Assemble all lines in which the string "with" appears.

****************

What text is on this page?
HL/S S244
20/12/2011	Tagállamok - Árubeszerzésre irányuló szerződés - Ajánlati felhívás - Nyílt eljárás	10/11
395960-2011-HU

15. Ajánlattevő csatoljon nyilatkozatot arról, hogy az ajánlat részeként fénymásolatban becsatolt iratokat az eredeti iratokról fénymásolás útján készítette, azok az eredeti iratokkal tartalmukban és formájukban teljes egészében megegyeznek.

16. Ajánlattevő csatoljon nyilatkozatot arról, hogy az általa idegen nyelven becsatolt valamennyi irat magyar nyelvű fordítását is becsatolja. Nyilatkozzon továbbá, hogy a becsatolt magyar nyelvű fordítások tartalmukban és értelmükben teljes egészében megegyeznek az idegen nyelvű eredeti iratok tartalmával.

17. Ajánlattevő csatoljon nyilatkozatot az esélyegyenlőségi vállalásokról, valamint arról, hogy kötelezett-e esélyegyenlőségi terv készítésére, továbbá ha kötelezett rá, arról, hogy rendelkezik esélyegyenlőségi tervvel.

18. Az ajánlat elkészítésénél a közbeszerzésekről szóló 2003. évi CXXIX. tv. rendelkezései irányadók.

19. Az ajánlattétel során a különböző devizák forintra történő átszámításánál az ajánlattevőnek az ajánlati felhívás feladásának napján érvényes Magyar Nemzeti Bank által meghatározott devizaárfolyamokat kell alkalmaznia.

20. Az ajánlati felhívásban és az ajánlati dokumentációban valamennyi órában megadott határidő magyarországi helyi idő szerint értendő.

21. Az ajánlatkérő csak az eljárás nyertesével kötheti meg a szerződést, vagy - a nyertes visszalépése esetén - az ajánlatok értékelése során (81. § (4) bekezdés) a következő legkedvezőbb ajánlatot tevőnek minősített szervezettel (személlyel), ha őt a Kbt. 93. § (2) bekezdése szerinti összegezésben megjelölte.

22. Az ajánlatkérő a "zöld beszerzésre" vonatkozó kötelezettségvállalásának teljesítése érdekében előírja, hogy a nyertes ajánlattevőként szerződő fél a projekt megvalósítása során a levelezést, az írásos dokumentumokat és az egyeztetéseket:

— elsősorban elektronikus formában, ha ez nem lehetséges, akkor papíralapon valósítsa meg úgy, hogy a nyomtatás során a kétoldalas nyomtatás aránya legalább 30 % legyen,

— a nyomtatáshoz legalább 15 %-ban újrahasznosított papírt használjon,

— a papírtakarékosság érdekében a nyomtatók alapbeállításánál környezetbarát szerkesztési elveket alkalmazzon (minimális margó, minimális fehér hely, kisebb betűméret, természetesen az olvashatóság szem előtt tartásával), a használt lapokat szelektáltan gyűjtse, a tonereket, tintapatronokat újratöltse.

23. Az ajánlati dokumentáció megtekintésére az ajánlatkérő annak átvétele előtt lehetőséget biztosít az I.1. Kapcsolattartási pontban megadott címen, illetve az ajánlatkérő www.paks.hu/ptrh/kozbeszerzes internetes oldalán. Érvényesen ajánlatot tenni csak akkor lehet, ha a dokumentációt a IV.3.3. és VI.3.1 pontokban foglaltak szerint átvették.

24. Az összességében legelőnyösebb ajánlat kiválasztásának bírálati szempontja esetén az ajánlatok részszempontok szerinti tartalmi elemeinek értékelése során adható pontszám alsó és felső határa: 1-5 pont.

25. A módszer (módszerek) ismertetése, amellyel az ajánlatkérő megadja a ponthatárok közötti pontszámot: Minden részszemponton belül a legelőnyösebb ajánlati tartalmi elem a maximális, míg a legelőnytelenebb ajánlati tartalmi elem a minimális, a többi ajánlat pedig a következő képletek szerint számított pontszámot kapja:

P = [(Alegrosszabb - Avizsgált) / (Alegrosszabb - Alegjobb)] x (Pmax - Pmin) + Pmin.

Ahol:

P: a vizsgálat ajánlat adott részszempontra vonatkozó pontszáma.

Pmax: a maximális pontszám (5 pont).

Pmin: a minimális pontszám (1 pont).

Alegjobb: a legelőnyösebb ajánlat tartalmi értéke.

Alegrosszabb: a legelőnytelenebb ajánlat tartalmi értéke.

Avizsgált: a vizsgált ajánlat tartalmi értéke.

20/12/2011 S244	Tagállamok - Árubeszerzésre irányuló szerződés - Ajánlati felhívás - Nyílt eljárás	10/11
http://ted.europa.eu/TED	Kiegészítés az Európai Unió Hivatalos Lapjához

****************

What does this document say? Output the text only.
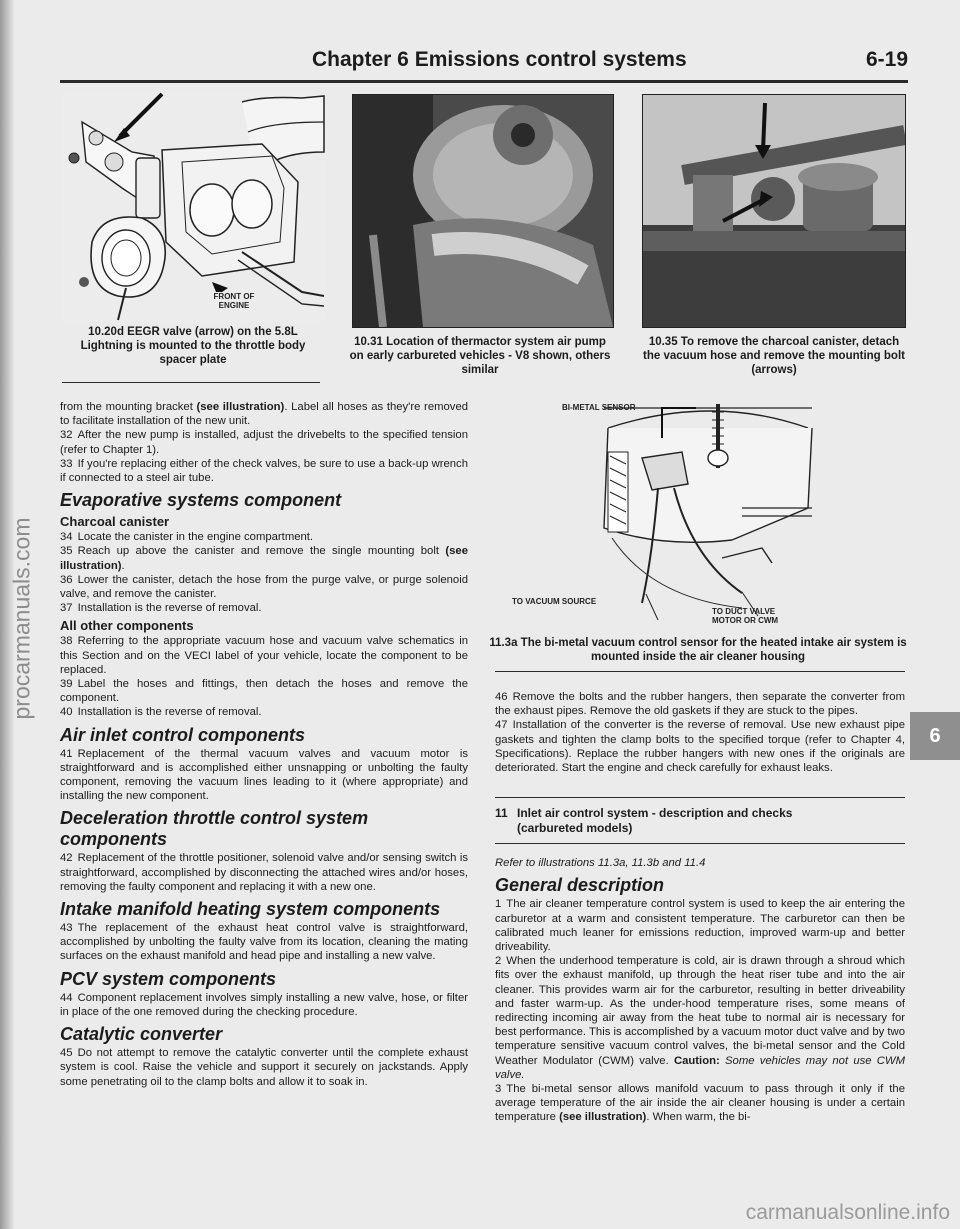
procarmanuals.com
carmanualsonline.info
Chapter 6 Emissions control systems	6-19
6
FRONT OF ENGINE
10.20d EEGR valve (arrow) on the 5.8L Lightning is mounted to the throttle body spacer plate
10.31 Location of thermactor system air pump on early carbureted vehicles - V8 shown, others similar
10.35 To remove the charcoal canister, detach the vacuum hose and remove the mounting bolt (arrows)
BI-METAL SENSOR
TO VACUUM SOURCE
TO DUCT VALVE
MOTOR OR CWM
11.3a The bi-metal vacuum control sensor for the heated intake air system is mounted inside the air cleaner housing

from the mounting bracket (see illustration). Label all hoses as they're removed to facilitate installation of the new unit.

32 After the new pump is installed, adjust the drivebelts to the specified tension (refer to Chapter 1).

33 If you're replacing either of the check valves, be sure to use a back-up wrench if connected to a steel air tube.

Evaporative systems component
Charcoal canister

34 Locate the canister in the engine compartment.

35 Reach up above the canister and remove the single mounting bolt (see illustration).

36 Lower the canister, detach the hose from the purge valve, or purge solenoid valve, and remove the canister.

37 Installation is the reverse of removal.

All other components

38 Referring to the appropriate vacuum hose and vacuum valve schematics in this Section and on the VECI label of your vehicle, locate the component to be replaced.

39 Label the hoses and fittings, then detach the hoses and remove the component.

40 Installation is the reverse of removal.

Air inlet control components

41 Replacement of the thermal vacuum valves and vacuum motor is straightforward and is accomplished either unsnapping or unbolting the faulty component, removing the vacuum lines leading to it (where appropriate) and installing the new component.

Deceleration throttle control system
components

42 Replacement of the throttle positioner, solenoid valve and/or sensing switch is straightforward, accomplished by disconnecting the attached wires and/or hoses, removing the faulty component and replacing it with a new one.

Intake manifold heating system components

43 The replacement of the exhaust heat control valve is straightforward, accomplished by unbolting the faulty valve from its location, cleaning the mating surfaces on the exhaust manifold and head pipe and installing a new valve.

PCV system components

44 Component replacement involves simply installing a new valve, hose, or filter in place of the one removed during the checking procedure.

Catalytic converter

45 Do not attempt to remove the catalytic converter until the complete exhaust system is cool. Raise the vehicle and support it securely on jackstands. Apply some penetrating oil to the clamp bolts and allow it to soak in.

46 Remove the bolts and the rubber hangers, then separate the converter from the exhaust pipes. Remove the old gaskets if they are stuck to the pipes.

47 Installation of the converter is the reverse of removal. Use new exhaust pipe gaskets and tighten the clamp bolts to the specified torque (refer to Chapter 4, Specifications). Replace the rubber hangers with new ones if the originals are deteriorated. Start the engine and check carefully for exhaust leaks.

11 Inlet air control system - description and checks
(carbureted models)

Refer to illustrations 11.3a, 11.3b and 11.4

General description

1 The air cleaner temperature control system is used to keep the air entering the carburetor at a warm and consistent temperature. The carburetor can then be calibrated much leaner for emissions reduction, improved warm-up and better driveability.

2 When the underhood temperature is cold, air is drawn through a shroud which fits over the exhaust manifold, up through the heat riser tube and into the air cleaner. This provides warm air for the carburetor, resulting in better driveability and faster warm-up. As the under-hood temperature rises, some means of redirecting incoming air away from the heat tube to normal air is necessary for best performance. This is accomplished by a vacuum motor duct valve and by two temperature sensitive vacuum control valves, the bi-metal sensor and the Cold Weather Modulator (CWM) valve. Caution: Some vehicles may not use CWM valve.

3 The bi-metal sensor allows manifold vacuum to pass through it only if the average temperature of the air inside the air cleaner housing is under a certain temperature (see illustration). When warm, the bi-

****************

Exercise solution:
42 Replacement of the throttle positioner, solenoid valve and/or sensing switch is straightforward, accomplished by disconnecting the attached wires and/or hoses, removing the faulty component and replacing it with a new one.
47 Installation of the converter is the reverse of removal. Use new exhaust pipe gaskets and tighten the clamp bolts to the specified torque (refer to Chapter 4, Specifications). Replace the rubber hangers with new ones if the originals are deteriorated. Start the engine and check carefully for exhaust leaks.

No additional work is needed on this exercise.